Task directions:
Find every line in the records below that holds the word "ylabel", and copy each one.

Materials provided:

+===+

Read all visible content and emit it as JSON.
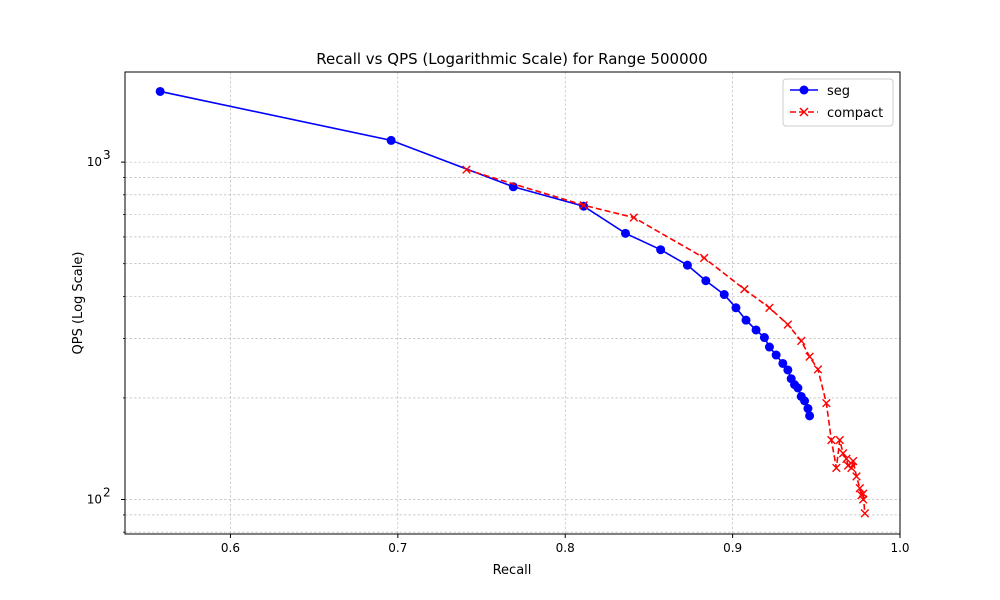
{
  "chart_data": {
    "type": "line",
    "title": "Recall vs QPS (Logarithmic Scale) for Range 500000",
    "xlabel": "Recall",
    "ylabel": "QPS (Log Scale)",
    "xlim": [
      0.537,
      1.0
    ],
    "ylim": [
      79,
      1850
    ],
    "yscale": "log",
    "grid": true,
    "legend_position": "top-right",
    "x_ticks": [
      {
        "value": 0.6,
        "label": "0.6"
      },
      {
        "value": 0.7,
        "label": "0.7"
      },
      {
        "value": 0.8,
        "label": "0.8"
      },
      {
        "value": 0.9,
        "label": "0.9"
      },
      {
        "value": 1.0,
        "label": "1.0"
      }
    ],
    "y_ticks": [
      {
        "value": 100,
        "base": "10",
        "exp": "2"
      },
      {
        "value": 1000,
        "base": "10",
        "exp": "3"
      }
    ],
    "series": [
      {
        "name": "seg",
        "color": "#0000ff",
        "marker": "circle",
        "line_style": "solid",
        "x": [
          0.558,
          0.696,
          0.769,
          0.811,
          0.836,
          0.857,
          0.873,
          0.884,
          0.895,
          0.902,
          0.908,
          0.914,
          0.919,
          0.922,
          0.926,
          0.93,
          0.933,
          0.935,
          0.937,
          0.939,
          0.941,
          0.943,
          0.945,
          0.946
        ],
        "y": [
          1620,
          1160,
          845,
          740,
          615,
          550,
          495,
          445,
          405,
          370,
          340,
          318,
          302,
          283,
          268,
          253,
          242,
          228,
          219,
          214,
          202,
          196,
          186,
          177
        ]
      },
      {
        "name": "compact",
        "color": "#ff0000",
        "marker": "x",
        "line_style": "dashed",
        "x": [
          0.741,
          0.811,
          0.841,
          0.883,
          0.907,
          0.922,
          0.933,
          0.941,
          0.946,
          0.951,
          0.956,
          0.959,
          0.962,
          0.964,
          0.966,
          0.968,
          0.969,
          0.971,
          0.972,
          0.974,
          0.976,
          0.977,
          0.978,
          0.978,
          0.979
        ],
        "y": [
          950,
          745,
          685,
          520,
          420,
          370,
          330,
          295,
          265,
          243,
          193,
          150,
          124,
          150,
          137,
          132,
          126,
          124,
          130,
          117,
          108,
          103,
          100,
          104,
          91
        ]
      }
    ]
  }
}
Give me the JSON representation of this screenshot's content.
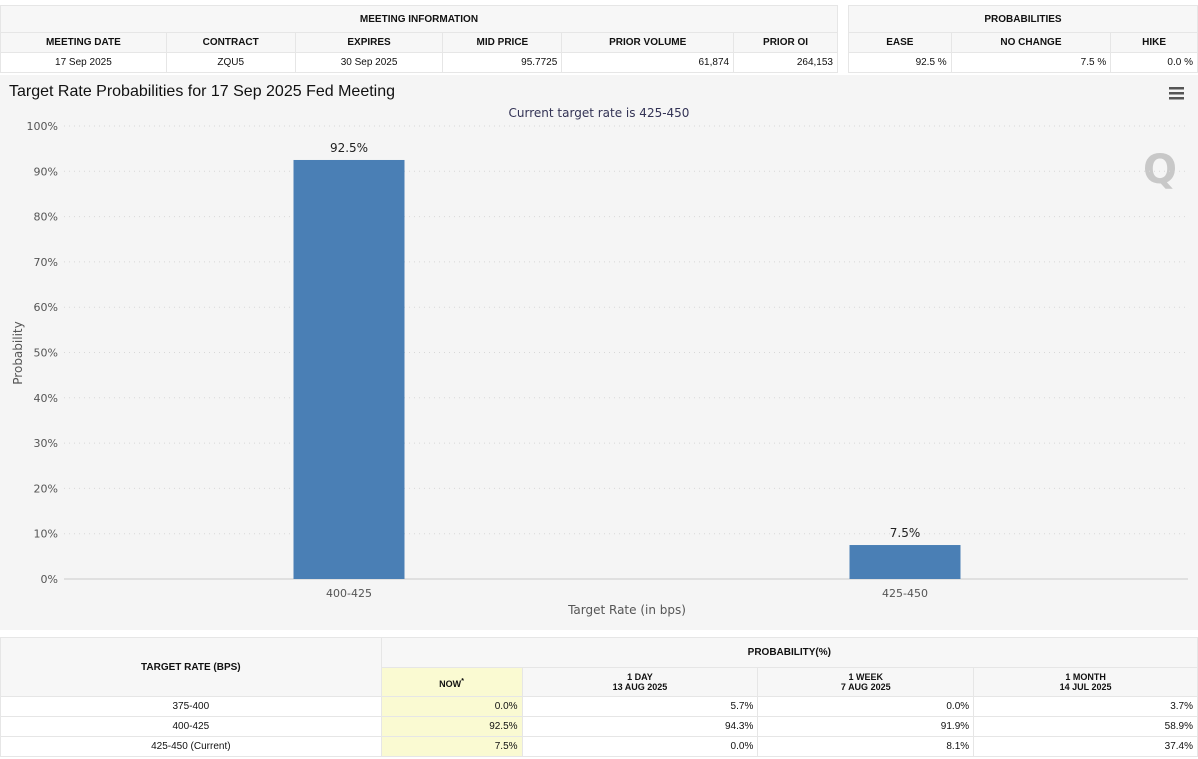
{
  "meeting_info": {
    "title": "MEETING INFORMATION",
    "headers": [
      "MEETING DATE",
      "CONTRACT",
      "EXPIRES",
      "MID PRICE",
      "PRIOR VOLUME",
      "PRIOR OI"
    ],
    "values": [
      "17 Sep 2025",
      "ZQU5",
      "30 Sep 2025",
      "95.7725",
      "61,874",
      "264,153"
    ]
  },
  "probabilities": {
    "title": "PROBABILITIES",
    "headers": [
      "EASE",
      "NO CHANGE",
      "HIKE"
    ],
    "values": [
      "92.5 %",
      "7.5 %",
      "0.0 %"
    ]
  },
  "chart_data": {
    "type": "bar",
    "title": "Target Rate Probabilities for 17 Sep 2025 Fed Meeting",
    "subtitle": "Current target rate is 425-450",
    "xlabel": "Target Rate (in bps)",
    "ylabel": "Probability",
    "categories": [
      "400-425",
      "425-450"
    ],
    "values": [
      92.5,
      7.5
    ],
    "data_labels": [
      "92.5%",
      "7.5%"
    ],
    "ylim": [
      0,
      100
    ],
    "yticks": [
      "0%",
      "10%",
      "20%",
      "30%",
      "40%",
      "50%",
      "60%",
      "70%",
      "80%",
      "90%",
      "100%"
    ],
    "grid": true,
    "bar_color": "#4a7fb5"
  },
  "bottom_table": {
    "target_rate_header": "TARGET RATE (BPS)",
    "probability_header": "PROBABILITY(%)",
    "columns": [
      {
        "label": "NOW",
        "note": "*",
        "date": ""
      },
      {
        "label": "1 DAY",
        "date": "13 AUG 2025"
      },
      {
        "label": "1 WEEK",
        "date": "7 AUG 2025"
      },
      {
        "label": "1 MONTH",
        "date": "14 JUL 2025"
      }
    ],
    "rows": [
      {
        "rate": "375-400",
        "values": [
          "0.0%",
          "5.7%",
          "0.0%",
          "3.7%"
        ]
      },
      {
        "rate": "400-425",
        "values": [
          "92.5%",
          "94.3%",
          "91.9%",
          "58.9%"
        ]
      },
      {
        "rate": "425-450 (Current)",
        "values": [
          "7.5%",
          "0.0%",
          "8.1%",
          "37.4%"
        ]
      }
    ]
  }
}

+===+

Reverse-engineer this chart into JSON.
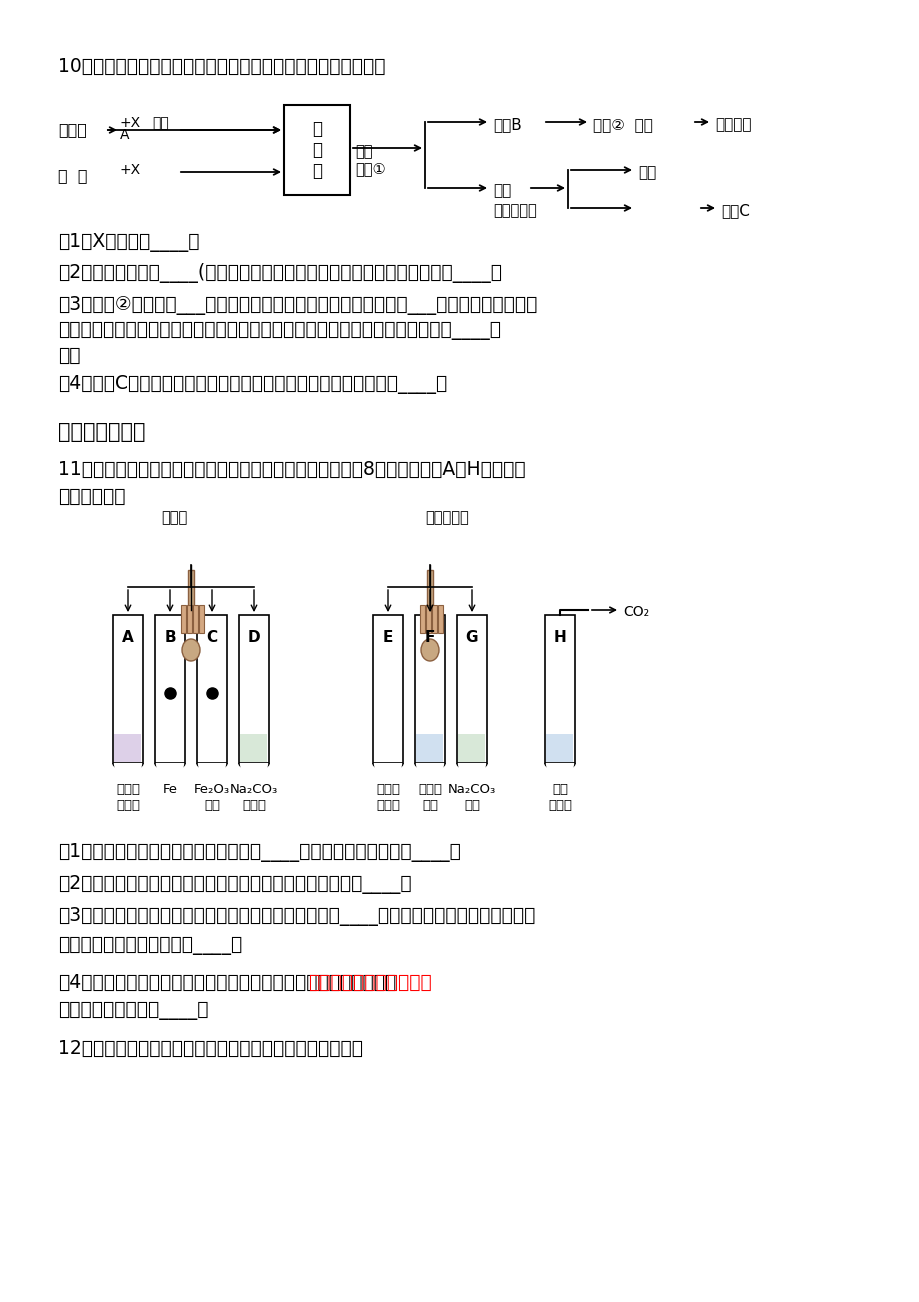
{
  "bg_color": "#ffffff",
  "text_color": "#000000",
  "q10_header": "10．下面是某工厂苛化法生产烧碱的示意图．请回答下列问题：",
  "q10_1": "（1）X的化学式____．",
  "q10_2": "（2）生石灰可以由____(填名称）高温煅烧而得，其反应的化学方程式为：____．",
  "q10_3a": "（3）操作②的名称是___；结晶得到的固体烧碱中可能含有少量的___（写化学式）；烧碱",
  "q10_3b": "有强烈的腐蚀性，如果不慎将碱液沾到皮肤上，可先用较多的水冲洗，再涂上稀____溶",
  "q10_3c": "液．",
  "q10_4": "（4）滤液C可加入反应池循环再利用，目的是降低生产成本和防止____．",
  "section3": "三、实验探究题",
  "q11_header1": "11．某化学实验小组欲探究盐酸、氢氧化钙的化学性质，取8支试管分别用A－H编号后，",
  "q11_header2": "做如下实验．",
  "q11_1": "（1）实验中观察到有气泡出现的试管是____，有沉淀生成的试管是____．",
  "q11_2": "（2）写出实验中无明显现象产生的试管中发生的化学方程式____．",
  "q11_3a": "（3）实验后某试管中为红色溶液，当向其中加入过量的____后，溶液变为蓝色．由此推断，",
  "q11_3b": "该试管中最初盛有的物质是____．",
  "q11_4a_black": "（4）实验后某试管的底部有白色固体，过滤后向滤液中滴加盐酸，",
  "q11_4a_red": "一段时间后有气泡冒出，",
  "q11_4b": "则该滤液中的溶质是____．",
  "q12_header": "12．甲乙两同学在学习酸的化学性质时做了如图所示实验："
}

+===+

Result of the exercise:
    "ylabel": "QPS (Log Scale)",
    "ylabel": "Probability",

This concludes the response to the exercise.